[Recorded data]
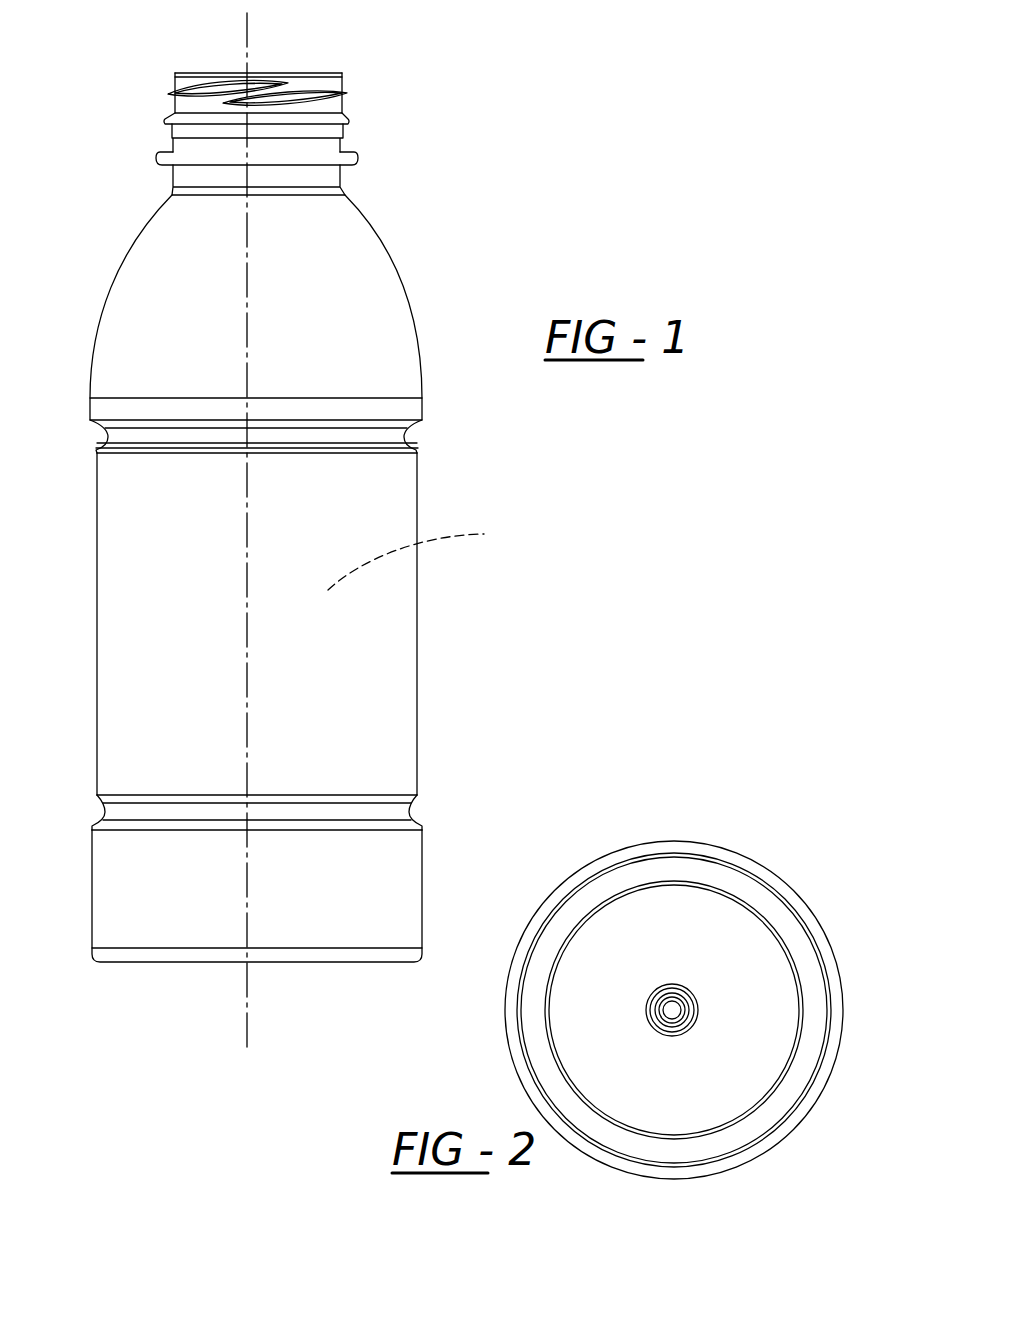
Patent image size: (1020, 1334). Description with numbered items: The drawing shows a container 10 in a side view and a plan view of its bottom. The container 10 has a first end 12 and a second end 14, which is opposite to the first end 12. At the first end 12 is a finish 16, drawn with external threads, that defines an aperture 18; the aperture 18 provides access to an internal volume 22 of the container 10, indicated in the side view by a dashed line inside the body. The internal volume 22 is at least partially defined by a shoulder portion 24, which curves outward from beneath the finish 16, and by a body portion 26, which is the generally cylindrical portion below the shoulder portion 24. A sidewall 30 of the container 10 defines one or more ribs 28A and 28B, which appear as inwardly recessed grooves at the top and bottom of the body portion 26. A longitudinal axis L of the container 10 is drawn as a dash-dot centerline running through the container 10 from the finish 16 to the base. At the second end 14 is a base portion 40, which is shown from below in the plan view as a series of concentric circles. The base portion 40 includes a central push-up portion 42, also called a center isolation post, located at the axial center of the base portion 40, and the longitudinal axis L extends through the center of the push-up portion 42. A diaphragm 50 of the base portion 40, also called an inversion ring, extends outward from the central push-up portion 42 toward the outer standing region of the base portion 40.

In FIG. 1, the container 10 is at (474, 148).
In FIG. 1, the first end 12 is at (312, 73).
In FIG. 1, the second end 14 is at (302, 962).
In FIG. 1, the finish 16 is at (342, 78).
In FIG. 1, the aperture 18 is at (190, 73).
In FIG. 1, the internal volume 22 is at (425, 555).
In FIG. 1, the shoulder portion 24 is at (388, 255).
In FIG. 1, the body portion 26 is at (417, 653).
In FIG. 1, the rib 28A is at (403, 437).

» GIVEN REQUEST: Pick out every line of the records that contains the word "internal", and copy each one. Case counts.

» FINAL ANSWER:
Patent image size: (1020, 1334). Description with numbered items: The drawing shows a container 10 in a side view and a plan view of its bottom. The container 10 has a first end 12 and a second end 14, which is opposite to the first end 12. At the first end 12 is a finish 16, drawn with external threads, that defines an aperture 18; the aperture 18 provides access to an internal volume 22 of the container 10, indicated in the side view by a dashed line inside the body. The internal volume 22 is at least partially defined by a shoulder portion 24, which curves outward from beneath the finish 16, and by a body portion 26, which is the generally cylindrical portion below the shoulder portion 24. A sidewall 30 of the container 10 defines one or more ribs 28A and 28B, which appear as inwardly recessed grooves at the top and bottom of the body portion 26. A longitudinal axis L of the container 10 is drawn as a dash-dot centerline running through the container 10 from the finish 16 to the base. At the second end 14 is a base portion 40, which is shown from below in the plan view as a series of concentric circles. The base portion 40 includes a central push-up portion 42, also called a center isolation post, located at the axial center of the base portion 40, and the longitudinal axis L extends through the center of the push-up portion 42. A diaphragm 50 of the base portion 40, also called an inversion ring, extends outward from the central push-up portion 42 toward the outer standing region of the base portion 40.
In FIG. 1, the internal volume 22 is at (425, 555).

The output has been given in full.